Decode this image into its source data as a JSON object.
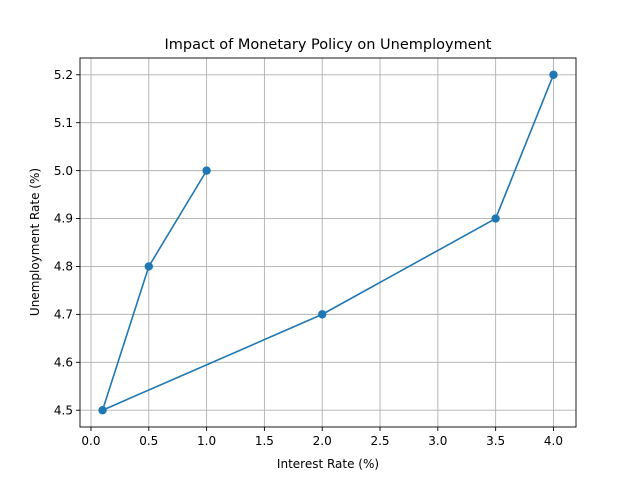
{
  "chart_data": {
    "type": "line",
    "title": "Impact of Monetary Policy on Unemployment",
    "xlabel": "Interest Rate (%)",
    "ylabel": "Unemployment Rate (%)",
    "xlim": [
      -0.095,
      4.195
    ],
    "ylim": [
      4.465,
      5.235
    ],
    "x_ticks": [
      0.0,
      0.5,
      1.0,
      1.5,
      2.0,
      2.5,
      3.0,
      3.5,
      4.0
    ],
    "x_tick_labels": [
      "0.0",
      "0.5",
      "1.0",
      "1.5",
      "2.0",
      "2.5",
      "3.0",
      "3.5",
      "4.0"
    ],
    "y_ticks": [
      4.5,
      4.6,
      4.7,
      4.8,
      4.9,
      5.0,
      5.1,
      5.2
    ],
    "y_tick_labels": [
      "4.5",
      "4.6",
      "4.7",
      "4.8",
      "4.9",
      "5.0",
      "5.1",
      "5.2"
    ],
    "grid": true,
    "series": [
      {
        "color": "#1f77b4",
        "marker": "circle",
        "x": [
          1.0,
          0.5,
          0.1,
          2.0,
          3.5,
          4.0
        ],
        "y": [
          5.0,
          4.8,
          4.5,
          4.7,
          4.9,
          5.2
        ]
      }
    ]
  }
}
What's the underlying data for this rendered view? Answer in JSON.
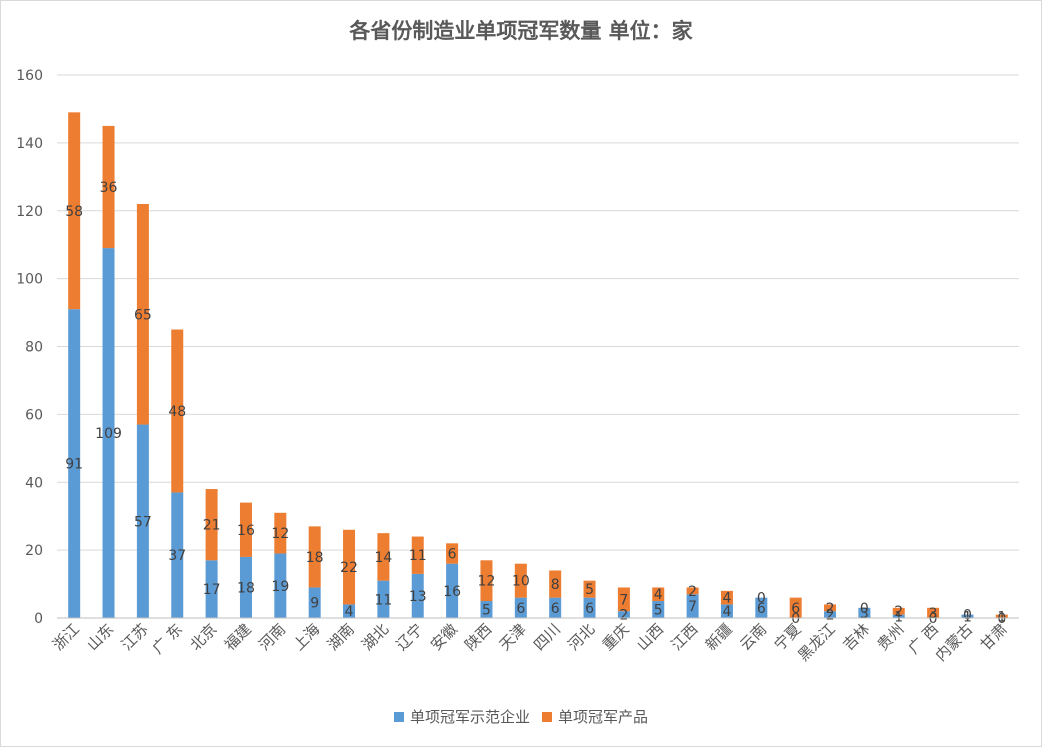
{
  "chart_data": {
    "type": "bar",
    "stacked": true,
    "title": "各省份制造业单项冠军数量 单位：家",
    "xlabel": "",
    "ylabel": "",
    "ylim": [
      0,
      160
    ],
    "yticks": [
      0,
      20,
      40,
      60,
      80,
      100,
      120,
      140,
      160
    ],
    "grid": true,
    "legend_position": "bottom",
    "categories": [
      "浙江",
      "山东",
      "江苏",
      "广 东",
      "北京",
      "福建",
      "河南",
      "上海",
      "湖南",
      "湖北",
      "辽宁",
      "安徽",
      "陕西",
      "天津",
      "四川",
      "河北",
      "重庆",
      "山西",
      "江西",
      "新疆",
      "云南",
      "宁夏",
      "黑龙江",
      "吉林",
      "贵州",
      "广 西",
      "内蒙古",
      "甘肃"
    ],
    "series": [
      {
        "name": "单项冠军示范企业",
        "color": "#5b9bd5",
        "values": [
          91,
          109,
          57,
          37,
          17,
          18,
          19,
          9,
          4,
          11,
          13,
          16,
          5,
          6,
          6,
          6,
          2,
          5,
          7,
          4,
          6,
          0,
          2,
          3,
          1,
          0,
          1,
          0
        ]
      },
      {
        "name": "单项冠军产品",
        "color": "#ed7d31",
        "values": [
          58,
          36,
          65,
          48,
          21,
          16,
          12,
          18,
          22,
          14,
          11,
          6,
          12,
          10,
          8,
          5,
          7,
          4,
          2,
          4,
          0,
          6,
          2,
          0,
          2,
          3,
          0,
          1
        ]
      }
    ]
  }
}
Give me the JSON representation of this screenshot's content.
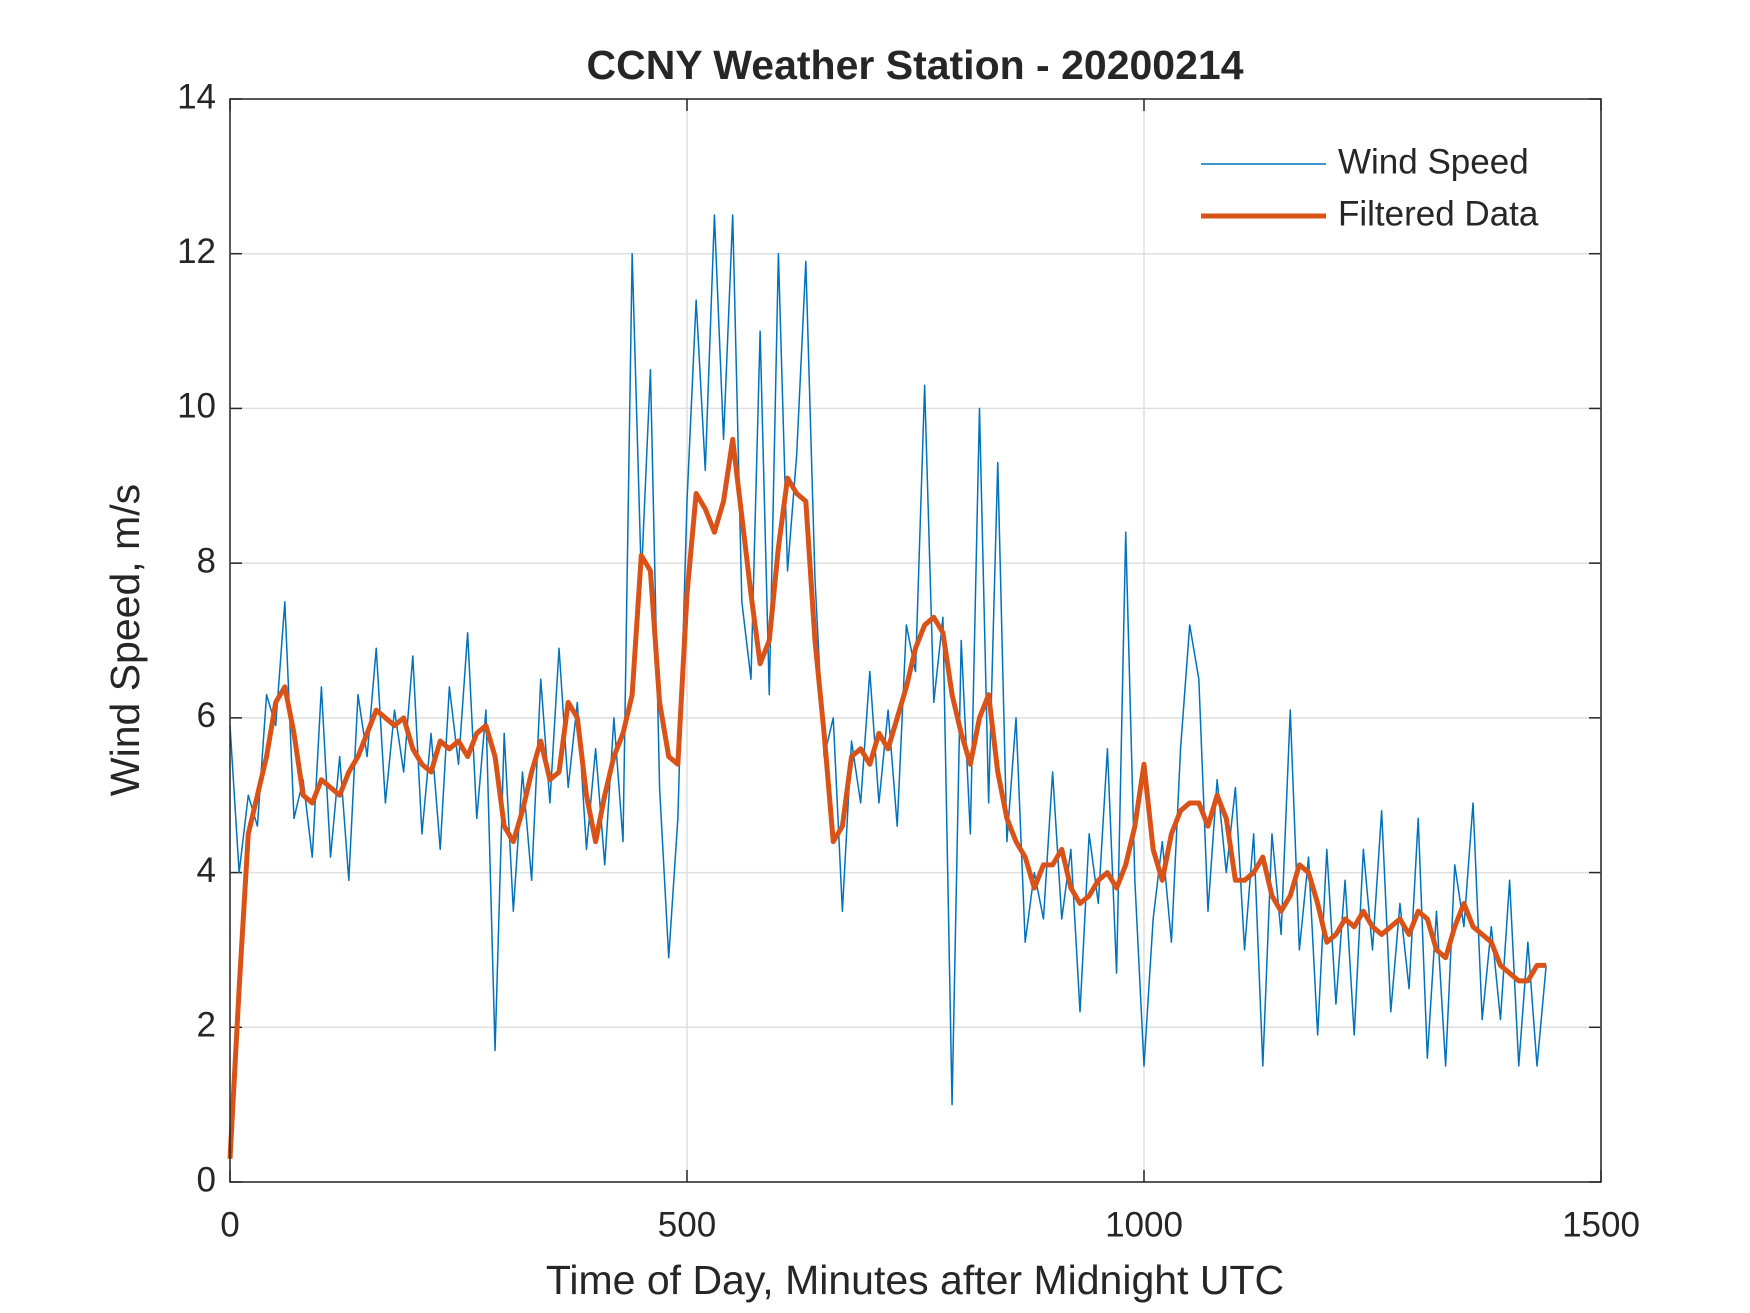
{
  "chart_data": {
    "type": "line",
    "title": "CCNY Weather Station - 20200214",
    "xlabel": "Time of Day, Minutes after Midnight UTC",
    "ylabel": "Wind Speed, m/s",
    "xlim": [
      0,
      1500
    ],
    "xticks": [
      0,
      500,
      1000,
      1500
    ],
    "ylim": [
      0,
      14
    ],
    "yticks": [
      0,
      2,
      4,
      6,
      8,
      10,
      12,
      14
    ],
    "grid": true,
    "legend": "upper-right",
    "x": [
      0,
      10,
      20,
      30,
      40,
      50,
      60,
      70,
      80,
      90,
      100,
      110,
      120,
      130,
      140,
      150,
      160,
      170,
      180,
      190,
      200,
      210,
      220,
      230,
      240,
      250,
      260,
      270,
      280,
      290,
      300,
      310,
      320,
      330,
      340,
      350,
      360,
      370,
      380,
      390,
      400,
      410,
      420,
      430,
      440,
      450,
      460,
      470,
      480,
      490,
      500,
      510,
      520,
      530,
      540,
      550,
      560,
      570,
      580,
      590,
      600,
      610,
      620,
      630,
      640,
      650,
      660,
      670,
      680,
      690,
      700,
      710,
      720,
      730,
      740,
      750,
      760,
      770,
      780,
      790,
      800,
      810,
      820,
      830,
      840,
      850,
      860,
      870,
      880,
      890,
      900,
      910,
      920,
      930,
      940,
      950,
      960,
      970,
      980,
      990,
      1000,
      1010,
      1020,
      1030,
      1040,
      1050,
      1060,
      1070,
      1080,
      1090,
      1100,
      1110,
      1120,
      1130,
      1140,
      1150,
      1160,
      1170,
      1180,
      1190,
      1200,
      1210,
      1220,
      1230,
      1240,
      1250,
      1260,
      1270,
      1280,
      1290,
      1300,
      1310,
      1320,
      1330,
      1340,
      1350,
      1360,
      1370,
      1380,
      1390,
      1400,
      1410,
      1420,
      1430,
      1440
    ],
    "series": [
      {
        "name": "Wind Speed",
        "color": "#0072bd",
        "width": 1.5,
        "values": [
          5.9,
          4.0,
          5.0,
          4.6,
          6.3,
          5.9,
          7.5,
          4.7,
          5.2,
          4.2,
          6.4,
          4.2,
          5.5,
          3.9,
          6.3,
          5.5,
          6.9,
          4.9,
          6.1,
          5.3,
          6.8,
          4.5,
          5.8,
          4.3,
          6.4,
          5.4,
          7.1,
          4.7,
          6.1,
          1.7,
          5.8,
          3.5,
          5.3,
          3.9,
          6.5,
          4.9,
          6.9,
          5.1,
          6.2,
          4.3,
          5.6,
          4.1,
          6.0,
          4.4,
          12.0,
          7.8,
          10.5,
          5.1,
          2.9,
          4.7,
          8.8,
          11.4,
          9.2,
          12.5,
          9.6,
          12.5,
          7.5,
          6.5,
          11.0,
          6.3,
          12.0,
          7.9,
          9.4,
          11.9,
          7.8,
          5.5,
          6.0,
          3.5,
          5.7,
          4.9,
          6.6,
          4.9,
          6.1,
          4.6,
          7.2,
          6.6,
          10.3,
          6.2,
          7.3,
          1.0,
          7.0,
          4.5,
          10.0,
          4.9,
          9.3,
          4.4,
          6.0,
          3.1,
          4.0,
          3.4,
          5.3,
          3.4,
          4.3,
          2.2,
          4.5,
          3.6,
          5.6,
          2.7,
          8.4,
          3.9,
          1.5,
          3.4,
          4.4,
          3.1,
          5.6,
          7.2,
          6.5,
          3.5,
          5.2,
          4.0,
          5.1,
          3.0,
          4.5,
          1.5,
          4.5,
          3.2,
          6.1,
          3.0,
          4.2,
          1.9,
          4.3,
          2.3,
          3.9,
          1.9,
          4.3,
          3.0,
          4.8,
          2.2,
          3.6,
          2.5,
          4.7,
          1.6,
          3.5,
          1.5,
          4.1,
          3.3,
          4.9,
          2.1,
          3.3,
          2.1,
          3.9,
          1.5,
          3.1,
          1.5,
          2.8
        ]
      },
      {
        "name": "Filtered Data",
        "color": "#d95319",
        "width": 5,
        "values": [
          0.3,
          2.5,
          4.5,
          5.0,
          5.5,
          6.2,
          6.4,
          5.8,
          5.0,
          4.9,
          5.2,
          5.1,
          5.0,
          5.3,
          5.5,
          5.8,
          6.1,
          6.0,
          5.9,
          6.0,
          5.6,
          5.4,
          5.3,
          5.7,
          5.6,
          5.7,
          5.5,
          5.8,
          5.9,
          5.5,
          4.6,
          4.4,
          4.8,
          5.3,
          5.7,
          5.2,
          5.3,
          6.2,
          6.0,
          5.0,
          4.4,
          5.0,
          5.5,
          5.8,
          6.3,
          8.1,
          7.9,
          6.2,
          5.5,
          5.4,
          7.6,
          8.9,
          8.7,
          8.4,
          8.8,
          9.6,
          8.6,
          7.6,
          6.7,
          7.0,
          8.2,
          9.1,
          8.9,
          8.8,
          7.0,
          5.8,
          4.4,
          4.6,
          5.5,
          5.6,
          5.4,
          5.8,
          5.6,
          6.0,
          6.4,
          6.9,
          7.2,
          7.3,
          7.1,
          6.3,
          5.8,
          5.4,
          6.0,
          6.3,
          5.3,
          4.7,
          4.4,
          4.2,
          3.8,
          4.1,
          4.1,
          4.3,
          3.8,
          3.6,
          3.7,
          3.9,
          4.0,
          3.8,
          4.1,
          4.6,
          5.4,
          4.3,
          3.9,
          4.5,
          4.8,
          4.9,
          4.9,
          4.6,
          5.0,
          4.7,
          3.9,
          3.9,
          4.0,
          4.2,
          3.7,
          3.5,
          3.7,
          4.1,
          4.0,
          3.6,
          3.1,
          3.2,
          3.4,
          3.3,
          3.5,
          3.3,
          3.2,
          3.3,
          3.4,
          3.2,
          3.5,
          3.4,
          3.0,
          2.9,
          3.3,
          3.6,
          3.3,
          3.2,
          3.1,
          2.8,
          2.7,
          2.6,
          2.6,
          2.8,
          2.8
        ]
      }
    ]
  }
}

★ ★ ★ ★

### Exercise task:
Filter out every line that lacks the word "color", and copy the rest.

### The reply:
        "color": "#1f77b4",
        "color": "#5b9bd5",
        "color": "#ed7d31",
        "color": "#0072bd",
        "color": "#d95319",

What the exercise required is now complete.